# What you will do:
Bring together all lines of the material below that contain the string "JSON".

# Given records:
● ● ●
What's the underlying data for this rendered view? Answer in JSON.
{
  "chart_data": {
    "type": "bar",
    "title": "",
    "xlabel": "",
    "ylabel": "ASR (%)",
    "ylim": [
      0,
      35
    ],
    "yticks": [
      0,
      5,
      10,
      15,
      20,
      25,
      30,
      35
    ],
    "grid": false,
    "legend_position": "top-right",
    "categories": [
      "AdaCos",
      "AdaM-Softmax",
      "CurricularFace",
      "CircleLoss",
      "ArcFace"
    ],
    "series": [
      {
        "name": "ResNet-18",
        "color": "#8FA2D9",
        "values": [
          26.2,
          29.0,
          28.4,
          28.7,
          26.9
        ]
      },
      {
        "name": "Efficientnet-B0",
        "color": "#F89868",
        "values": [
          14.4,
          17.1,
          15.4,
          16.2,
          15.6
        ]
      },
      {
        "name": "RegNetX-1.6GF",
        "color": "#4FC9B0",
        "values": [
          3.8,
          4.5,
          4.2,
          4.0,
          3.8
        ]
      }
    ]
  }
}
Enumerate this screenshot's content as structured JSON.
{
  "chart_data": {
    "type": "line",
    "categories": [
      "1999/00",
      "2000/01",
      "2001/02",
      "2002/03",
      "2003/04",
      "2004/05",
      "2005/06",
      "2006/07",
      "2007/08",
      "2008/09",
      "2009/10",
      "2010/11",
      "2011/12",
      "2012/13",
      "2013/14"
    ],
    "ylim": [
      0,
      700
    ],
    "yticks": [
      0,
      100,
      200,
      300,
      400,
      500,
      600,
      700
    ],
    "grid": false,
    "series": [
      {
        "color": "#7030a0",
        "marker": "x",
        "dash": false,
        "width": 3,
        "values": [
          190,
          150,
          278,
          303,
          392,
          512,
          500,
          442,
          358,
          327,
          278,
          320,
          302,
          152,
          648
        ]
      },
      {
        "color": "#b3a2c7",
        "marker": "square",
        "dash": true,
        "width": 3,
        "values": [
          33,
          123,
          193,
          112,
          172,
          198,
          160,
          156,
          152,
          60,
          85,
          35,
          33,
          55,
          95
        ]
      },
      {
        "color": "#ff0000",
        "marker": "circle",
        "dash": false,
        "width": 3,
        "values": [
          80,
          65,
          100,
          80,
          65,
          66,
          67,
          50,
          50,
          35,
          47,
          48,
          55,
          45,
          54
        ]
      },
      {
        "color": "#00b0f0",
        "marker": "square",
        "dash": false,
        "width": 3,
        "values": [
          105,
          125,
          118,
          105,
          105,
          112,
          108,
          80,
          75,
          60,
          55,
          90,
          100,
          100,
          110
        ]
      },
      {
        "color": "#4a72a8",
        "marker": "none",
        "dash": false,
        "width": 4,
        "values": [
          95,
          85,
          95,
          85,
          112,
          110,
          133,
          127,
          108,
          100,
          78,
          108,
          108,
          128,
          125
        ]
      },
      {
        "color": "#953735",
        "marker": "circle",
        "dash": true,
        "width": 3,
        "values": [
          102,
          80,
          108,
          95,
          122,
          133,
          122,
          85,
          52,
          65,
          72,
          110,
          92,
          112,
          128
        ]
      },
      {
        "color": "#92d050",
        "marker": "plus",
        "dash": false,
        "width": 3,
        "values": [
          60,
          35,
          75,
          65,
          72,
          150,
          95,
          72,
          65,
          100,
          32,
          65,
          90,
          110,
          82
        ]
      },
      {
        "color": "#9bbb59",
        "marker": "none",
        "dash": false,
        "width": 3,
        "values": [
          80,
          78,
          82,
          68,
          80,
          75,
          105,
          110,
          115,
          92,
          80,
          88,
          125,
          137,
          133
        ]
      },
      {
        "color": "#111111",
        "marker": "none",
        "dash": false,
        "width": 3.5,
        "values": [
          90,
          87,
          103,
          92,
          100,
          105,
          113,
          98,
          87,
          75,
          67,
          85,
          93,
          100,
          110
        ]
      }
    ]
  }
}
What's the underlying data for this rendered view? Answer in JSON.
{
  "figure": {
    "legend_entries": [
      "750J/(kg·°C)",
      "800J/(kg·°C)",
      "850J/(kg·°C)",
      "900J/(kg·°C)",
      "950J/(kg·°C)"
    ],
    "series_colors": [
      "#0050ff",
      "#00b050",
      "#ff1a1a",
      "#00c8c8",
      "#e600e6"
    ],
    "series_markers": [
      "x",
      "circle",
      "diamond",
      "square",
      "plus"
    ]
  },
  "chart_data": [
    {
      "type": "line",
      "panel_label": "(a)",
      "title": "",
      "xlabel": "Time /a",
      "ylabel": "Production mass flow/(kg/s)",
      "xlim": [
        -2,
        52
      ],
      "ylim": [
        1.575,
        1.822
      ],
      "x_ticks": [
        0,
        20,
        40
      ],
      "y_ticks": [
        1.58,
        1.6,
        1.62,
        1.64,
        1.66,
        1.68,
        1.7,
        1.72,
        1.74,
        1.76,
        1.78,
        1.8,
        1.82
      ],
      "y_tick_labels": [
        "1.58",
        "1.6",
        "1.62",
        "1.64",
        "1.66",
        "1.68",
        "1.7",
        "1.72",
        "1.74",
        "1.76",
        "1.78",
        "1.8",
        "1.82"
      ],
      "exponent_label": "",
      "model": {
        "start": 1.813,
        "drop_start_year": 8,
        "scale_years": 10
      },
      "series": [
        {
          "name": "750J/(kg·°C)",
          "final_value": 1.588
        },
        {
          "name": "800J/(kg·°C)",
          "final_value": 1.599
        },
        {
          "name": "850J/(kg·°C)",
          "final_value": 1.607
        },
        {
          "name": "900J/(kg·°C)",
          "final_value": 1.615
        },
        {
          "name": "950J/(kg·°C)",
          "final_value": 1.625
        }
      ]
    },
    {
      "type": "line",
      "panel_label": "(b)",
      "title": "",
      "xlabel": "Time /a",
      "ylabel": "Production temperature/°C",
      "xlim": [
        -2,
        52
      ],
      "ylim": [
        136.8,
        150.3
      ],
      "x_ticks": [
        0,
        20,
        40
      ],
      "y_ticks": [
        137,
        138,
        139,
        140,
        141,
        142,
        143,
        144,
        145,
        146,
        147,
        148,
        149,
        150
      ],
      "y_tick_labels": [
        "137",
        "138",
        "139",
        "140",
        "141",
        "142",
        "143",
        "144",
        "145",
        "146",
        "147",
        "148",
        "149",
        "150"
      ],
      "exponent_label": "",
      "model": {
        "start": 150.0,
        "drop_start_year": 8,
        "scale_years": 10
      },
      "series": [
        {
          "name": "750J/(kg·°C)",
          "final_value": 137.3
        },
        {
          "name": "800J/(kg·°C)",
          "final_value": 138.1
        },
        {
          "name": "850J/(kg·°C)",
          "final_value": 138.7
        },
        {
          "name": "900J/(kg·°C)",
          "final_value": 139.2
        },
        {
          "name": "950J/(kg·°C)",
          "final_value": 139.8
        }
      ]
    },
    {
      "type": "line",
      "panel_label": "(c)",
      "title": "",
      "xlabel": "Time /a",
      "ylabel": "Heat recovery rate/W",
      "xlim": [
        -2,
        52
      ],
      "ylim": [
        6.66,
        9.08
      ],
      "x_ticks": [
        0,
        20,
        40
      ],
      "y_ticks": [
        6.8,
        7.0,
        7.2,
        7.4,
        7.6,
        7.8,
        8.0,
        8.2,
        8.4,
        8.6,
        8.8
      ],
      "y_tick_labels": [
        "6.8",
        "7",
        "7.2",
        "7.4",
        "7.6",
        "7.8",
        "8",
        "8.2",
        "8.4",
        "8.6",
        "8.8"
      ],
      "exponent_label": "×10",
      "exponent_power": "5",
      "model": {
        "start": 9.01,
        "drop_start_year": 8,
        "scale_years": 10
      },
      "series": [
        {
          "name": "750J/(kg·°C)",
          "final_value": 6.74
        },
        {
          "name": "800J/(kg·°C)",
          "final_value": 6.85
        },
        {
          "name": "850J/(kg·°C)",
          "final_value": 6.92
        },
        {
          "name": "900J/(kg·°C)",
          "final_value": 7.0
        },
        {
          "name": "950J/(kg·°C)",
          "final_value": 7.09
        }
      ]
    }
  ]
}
● ● ●
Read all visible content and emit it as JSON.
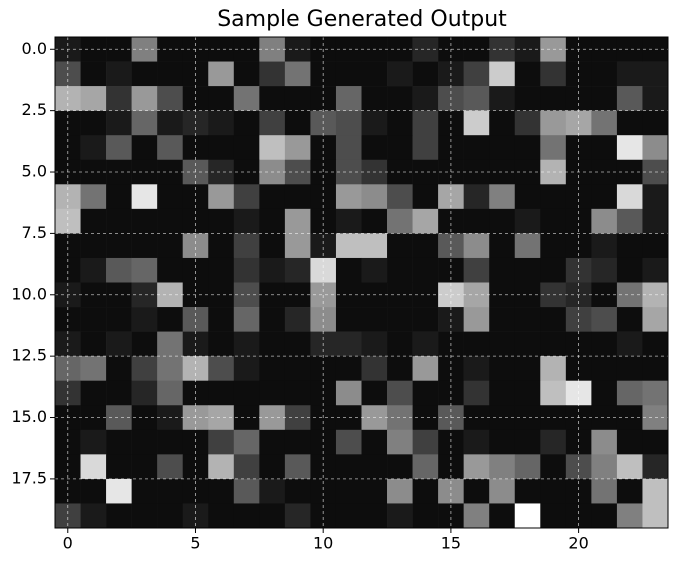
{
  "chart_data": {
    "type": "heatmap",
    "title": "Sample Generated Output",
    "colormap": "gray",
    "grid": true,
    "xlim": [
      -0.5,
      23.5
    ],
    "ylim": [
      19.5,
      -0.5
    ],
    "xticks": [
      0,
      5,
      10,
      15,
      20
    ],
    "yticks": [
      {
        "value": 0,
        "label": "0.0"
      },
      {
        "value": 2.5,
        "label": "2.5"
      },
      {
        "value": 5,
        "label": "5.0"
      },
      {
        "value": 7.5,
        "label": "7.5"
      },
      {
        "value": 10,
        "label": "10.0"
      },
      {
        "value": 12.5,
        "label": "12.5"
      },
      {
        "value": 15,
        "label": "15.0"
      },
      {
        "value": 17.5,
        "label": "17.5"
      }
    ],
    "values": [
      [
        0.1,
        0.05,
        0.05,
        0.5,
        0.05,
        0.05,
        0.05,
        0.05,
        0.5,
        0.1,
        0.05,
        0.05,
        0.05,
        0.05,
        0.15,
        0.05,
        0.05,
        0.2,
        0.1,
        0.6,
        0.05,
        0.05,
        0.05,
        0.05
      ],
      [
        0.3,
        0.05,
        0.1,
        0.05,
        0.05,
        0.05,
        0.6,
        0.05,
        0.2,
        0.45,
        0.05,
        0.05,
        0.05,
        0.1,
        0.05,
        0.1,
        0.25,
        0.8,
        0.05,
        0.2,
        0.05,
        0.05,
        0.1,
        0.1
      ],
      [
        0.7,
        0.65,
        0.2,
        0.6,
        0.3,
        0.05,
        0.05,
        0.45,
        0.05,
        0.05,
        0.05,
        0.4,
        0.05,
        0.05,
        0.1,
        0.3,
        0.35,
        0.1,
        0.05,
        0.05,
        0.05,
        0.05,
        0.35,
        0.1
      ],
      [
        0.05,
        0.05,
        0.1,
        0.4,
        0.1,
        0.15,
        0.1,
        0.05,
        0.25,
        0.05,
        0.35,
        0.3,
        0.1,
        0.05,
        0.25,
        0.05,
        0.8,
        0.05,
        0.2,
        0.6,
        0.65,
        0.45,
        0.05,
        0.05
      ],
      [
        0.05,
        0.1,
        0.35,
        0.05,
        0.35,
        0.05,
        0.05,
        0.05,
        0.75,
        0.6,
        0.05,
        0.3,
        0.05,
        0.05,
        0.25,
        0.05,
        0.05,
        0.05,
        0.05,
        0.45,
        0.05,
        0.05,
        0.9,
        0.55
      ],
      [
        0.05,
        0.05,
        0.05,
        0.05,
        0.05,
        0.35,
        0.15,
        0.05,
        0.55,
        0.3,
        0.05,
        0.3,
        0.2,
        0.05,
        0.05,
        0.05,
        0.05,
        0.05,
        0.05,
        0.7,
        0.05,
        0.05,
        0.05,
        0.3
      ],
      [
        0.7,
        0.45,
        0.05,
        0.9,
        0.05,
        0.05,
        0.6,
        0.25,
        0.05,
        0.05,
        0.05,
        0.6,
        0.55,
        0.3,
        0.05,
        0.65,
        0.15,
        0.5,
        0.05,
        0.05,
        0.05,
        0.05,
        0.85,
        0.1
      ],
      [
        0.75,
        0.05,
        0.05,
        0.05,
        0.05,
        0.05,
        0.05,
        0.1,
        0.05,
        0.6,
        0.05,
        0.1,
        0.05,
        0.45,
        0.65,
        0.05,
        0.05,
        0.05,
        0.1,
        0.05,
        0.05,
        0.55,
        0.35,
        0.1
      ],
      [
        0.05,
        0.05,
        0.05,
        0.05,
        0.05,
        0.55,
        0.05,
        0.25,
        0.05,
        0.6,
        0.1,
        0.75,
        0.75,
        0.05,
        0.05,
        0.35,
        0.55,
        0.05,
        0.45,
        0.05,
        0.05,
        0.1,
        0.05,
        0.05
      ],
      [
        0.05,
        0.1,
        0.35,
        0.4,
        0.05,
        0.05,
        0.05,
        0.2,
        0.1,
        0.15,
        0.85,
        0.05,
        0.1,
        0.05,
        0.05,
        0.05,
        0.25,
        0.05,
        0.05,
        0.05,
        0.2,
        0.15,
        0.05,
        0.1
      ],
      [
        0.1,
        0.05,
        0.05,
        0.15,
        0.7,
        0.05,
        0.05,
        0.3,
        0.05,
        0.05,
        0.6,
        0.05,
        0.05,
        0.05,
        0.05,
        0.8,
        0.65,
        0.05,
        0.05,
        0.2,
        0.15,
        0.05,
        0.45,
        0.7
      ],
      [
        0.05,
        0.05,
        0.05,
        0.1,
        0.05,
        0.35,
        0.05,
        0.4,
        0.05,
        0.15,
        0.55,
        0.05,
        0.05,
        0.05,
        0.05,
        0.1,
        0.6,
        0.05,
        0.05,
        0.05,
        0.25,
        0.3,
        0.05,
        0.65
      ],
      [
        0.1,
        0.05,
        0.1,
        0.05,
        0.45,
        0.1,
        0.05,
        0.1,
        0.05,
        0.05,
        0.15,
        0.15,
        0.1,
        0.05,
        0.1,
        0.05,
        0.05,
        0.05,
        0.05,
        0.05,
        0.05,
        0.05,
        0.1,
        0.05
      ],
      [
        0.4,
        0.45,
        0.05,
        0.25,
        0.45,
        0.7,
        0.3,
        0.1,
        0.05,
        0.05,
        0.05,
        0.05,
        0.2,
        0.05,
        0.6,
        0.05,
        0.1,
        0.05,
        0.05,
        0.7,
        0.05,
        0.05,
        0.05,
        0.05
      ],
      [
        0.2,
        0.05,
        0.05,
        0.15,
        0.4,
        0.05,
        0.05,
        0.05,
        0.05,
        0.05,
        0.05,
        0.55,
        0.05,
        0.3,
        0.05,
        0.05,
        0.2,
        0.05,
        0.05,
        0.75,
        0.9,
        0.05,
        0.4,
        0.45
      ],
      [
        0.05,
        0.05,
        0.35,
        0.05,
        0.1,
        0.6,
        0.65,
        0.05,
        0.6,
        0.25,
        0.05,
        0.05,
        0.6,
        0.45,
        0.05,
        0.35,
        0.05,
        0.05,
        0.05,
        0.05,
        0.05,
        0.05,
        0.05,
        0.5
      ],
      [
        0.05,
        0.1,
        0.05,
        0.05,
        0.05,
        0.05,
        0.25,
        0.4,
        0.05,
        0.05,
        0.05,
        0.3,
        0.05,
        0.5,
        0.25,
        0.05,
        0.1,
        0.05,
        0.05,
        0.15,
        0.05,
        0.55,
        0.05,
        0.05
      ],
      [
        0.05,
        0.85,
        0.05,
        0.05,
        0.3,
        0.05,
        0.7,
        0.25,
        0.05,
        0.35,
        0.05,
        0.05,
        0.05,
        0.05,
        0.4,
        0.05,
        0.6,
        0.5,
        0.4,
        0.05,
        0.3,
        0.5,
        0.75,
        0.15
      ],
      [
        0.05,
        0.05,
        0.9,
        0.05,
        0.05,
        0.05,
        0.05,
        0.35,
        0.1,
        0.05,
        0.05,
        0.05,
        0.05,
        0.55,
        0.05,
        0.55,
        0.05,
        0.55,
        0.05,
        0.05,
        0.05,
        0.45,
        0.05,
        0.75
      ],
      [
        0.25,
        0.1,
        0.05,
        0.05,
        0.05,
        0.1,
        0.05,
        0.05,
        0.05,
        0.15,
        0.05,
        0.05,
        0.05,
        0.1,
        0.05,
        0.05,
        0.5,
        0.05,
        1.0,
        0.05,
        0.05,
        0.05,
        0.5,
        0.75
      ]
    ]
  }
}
● ● ●
# Finished exercise:
What's the underlying data for this rendered view? Answer in JSON.
Enumerate this screenshot's content as structured JSON.
What's the underlying data for this rendered view? Answer in JSON.
Read all visible content and emit it as JSON.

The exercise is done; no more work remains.